■ Exercise prompt
Identify, in the records below, every line where the string "this" appears, and copy each such line.

■ Information supplied
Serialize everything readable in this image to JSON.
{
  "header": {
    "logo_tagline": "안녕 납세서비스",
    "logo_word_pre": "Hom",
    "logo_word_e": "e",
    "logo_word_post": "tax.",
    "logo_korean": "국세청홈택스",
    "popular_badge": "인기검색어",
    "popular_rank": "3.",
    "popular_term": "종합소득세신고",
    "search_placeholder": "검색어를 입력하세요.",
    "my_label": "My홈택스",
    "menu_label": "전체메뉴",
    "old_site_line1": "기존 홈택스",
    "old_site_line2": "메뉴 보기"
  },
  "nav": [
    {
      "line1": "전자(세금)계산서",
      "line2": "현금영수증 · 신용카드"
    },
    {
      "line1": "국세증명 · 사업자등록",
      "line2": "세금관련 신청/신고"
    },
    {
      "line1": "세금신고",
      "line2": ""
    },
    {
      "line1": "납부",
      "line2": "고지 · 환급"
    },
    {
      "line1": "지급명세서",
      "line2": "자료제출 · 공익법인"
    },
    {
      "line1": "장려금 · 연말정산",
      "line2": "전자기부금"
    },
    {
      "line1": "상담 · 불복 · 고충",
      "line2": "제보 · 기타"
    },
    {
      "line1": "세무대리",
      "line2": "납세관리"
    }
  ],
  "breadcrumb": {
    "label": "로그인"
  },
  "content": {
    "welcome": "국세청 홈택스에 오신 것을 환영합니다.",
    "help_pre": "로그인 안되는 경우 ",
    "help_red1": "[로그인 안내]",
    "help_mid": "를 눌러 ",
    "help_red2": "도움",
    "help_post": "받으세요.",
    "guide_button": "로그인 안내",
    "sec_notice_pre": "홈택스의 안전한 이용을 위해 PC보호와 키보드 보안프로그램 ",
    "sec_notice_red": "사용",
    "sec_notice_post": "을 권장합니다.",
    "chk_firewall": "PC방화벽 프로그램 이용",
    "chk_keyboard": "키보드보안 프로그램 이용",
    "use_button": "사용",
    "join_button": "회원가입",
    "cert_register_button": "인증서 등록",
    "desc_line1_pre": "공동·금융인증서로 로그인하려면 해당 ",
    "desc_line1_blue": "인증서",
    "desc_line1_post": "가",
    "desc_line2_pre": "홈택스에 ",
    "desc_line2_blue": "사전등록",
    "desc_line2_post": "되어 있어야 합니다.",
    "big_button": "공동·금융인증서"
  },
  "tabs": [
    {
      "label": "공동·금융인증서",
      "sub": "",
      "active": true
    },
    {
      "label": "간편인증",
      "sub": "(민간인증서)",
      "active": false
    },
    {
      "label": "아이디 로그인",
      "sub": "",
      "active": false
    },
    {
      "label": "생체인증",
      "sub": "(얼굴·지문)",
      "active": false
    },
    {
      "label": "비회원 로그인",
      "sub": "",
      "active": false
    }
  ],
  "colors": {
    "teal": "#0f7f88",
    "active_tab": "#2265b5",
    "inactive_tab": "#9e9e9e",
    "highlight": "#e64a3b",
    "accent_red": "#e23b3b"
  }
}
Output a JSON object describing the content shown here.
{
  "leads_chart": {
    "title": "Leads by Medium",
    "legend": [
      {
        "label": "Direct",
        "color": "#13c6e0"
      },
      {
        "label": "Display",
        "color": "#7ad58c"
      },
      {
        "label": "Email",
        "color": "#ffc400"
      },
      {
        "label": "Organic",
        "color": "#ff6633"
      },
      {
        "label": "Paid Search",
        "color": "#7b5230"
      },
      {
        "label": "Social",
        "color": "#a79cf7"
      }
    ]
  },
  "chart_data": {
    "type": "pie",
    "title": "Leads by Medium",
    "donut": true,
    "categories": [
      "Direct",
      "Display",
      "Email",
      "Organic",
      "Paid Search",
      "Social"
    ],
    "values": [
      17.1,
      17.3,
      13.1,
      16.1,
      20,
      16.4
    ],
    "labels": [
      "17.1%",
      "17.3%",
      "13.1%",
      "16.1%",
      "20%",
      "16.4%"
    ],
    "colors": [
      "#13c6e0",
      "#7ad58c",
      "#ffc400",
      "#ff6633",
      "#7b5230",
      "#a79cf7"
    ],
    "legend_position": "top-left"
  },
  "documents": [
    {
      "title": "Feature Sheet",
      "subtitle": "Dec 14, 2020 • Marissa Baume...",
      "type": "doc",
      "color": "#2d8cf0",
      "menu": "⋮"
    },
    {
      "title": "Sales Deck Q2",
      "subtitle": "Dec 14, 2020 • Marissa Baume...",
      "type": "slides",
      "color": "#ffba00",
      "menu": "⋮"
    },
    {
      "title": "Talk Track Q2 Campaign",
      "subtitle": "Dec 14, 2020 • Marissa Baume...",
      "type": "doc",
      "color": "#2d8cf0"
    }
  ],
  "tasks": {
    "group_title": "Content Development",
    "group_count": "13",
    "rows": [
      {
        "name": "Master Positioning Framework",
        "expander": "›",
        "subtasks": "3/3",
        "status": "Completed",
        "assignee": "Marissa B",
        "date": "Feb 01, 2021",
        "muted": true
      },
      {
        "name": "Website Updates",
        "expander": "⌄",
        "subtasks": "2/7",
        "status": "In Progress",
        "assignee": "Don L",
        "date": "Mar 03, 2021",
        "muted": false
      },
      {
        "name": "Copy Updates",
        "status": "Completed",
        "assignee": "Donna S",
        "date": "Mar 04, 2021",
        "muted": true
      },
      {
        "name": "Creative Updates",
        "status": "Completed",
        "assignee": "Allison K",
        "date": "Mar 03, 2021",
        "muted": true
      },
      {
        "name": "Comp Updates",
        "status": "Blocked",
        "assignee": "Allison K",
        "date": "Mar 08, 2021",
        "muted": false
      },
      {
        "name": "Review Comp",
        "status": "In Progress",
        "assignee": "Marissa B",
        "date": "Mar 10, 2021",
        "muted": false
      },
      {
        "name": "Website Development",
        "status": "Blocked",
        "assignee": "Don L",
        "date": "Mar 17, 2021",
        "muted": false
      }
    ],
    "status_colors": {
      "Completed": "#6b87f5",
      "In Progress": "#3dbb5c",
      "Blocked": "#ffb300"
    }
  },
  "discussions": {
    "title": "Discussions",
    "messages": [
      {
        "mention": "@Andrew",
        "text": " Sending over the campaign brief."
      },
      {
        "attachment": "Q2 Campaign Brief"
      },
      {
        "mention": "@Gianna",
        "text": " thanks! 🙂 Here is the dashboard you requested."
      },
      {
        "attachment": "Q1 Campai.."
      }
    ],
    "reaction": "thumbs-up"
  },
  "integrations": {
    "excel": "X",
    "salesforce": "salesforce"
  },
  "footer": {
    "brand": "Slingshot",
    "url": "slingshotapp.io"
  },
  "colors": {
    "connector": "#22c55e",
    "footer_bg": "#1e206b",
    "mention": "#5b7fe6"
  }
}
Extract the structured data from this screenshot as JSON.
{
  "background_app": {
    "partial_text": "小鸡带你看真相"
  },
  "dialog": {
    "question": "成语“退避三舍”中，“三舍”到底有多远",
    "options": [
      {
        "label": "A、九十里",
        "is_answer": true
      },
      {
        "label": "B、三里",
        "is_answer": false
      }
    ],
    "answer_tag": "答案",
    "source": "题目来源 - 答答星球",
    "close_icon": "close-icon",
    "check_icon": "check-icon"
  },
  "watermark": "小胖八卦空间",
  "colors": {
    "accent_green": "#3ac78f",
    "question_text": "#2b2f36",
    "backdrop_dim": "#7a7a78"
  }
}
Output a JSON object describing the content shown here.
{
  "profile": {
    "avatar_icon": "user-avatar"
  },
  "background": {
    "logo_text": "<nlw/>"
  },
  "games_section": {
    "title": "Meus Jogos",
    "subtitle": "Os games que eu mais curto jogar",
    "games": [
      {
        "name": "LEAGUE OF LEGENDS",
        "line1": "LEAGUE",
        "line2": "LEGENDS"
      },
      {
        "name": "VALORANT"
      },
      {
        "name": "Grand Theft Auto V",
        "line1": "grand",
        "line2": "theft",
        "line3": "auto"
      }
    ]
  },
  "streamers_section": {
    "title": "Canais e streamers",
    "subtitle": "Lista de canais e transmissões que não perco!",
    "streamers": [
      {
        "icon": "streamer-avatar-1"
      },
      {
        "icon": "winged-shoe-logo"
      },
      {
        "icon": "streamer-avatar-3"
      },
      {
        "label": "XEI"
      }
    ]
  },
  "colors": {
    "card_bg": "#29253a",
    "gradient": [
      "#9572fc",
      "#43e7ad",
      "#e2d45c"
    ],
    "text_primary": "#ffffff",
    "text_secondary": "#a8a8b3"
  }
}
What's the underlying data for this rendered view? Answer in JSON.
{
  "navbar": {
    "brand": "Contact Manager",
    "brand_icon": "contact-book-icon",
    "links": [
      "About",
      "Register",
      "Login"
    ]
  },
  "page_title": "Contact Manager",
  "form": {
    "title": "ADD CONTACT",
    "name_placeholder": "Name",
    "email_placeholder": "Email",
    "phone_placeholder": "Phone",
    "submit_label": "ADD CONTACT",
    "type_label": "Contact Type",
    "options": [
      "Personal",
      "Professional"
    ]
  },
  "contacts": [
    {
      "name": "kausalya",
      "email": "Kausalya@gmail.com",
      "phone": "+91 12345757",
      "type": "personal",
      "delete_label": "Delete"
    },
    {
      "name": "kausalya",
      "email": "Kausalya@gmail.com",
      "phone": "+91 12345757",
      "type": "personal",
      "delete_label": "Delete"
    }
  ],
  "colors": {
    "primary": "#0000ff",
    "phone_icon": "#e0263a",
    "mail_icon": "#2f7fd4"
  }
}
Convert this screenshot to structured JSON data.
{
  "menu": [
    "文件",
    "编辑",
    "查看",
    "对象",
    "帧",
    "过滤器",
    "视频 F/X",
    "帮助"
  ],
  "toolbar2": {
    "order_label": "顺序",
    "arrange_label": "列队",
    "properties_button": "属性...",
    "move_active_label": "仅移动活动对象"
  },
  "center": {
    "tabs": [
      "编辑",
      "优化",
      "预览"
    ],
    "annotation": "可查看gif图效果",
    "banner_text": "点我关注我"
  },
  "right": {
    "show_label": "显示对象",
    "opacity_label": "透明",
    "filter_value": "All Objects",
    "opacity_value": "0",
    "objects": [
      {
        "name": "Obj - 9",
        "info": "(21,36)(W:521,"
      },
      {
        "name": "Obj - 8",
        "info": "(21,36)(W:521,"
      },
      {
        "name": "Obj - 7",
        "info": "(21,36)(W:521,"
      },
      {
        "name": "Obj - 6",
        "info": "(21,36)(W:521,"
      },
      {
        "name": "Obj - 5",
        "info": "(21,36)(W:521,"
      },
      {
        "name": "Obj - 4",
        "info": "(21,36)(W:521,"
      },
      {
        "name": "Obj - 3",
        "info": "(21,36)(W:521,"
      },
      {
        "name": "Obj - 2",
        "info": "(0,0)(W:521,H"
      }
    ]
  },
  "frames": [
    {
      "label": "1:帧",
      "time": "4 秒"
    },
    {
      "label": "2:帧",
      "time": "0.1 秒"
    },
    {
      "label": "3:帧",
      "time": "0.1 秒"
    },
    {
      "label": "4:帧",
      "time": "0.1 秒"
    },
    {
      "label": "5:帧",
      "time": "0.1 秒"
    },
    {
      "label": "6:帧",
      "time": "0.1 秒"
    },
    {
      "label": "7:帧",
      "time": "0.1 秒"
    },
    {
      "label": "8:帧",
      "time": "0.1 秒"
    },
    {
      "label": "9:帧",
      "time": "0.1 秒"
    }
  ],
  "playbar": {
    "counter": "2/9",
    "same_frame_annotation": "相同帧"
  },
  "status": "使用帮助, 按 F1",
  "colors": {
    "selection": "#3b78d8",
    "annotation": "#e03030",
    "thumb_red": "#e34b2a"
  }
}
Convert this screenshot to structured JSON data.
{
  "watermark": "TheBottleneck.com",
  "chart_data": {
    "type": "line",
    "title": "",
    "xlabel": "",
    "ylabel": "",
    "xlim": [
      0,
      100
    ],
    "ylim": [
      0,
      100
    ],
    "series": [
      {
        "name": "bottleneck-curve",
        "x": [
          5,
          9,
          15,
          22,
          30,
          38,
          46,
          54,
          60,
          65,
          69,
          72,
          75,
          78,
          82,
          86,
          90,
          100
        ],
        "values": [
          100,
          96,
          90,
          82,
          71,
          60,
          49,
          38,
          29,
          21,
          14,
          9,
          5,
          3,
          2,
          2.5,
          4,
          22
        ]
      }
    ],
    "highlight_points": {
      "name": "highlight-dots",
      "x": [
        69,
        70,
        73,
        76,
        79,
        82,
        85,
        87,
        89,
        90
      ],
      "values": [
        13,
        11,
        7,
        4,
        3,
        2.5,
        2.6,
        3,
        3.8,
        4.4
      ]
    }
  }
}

■ Answer to the task
Serialize everything readable in this image to JSON.
Extract the structured data from this screenshot as JSON.
What's the underlying data for this rendered view? Answer in JSON.
Convert this screenshot to structured JSON data.
Convert this screenshot to structured JSON data.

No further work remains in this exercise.